» Written request: Each line in the entries below that holds the string "Białko" is to be listed.

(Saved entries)
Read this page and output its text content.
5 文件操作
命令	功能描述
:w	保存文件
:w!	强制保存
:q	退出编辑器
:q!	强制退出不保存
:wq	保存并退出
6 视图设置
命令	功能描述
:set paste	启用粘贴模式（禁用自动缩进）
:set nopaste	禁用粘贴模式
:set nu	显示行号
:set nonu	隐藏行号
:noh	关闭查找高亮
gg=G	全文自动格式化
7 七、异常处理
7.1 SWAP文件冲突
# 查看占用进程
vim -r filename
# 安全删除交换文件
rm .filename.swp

* * *

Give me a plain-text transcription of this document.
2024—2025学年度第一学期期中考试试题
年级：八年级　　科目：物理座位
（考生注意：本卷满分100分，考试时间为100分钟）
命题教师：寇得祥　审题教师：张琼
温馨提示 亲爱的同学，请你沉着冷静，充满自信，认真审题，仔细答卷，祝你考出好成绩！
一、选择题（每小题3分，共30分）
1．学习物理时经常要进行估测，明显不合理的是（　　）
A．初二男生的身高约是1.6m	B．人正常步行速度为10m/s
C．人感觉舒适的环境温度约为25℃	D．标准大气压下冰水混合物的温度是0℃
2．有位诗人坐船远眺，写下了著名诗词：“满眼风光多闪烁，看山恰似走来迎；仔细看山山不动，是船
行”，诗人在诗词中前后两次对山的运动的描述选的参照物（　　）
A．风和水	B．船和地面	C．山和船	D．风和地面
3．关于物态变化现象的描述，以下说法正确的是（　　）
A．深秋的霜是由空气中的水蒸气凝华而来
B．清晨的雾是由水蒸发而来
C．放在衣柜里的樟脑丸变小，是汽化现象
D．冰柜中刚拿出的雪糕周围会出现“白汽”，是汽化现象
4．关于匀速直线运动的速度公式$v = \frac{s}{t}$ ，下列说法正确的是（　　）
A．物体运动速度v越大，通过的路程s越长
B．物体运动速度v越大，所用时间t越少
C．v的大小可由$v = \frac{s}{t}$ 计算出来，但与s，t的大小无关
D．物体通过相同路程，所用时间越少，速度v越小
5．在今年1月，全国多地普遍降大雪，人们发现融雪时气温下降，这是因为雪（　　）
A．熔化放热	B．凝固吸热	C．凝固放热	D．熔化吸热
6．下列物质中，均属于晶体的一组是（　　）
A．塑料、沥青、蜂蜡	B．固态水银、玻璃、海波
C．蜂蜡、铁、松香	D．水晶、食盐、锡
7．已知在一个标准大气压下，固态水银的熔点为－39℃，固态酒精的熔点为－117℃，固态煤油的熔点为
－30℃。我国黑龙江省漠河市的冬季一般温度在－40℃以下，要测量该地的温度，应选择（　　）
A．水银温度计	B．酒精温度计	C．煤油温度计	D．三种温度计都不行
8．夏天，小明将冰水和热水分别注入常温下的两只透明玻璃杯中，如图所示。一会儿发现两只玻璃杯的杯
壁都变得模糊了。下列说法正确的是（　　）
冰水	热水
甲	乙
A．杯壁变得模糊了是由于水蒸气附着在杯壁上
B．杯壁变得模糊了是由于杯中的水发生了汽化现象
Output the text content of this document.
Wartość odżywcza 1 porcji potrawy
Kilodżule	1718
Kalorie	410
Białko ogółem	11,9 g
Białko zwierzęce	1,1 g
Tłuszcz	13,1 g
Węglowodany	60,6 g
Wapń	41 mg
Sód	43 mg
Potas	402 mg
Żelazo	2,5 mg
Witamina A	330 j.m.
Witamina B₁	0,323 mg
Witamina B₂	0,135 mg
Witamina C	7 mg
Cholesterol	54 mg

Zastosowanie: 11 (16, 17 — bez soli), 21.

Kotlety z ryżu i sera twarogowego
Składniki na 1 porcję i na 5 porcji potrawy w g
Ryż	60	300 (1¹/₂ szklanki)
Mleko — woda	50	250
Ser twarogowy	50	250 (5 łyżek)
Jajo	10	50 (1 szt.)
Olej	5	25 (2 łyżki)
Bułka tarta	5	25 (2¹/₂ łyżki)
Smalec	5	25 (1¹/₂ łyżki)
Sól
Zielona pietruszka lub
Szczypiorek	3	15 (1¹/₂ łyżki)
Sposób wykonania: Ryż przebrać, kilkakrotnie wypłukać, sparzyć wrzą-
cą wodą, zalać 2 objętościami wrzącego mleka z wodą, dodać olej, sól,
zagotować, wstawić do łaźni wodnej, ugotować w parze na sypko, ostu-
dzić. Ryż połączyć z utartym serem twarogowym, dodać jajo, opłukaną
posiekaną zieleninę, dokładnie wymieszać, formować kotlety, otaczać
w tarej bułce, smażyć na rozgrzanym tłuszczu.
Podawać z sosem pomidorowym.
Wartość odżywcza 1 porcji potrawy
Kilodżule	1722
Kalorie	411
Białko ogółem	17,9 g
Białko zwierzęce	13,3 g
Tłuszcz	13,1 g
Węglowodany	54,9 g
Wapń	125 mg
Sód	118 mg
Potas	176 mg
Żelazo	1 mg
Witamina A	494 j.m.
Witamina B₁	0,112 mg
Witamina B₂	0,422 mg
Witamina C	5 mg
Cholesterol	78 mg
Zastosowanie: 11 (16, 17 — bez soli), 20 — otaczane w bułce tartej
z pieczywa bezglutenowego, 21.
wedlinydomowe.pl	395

» Completed exercise:
Białko ogółem	11,9 g
Białko zwierzęce	1,1 g
Białko ogółem	17,9 g
Białko zwierzęce	13,3 g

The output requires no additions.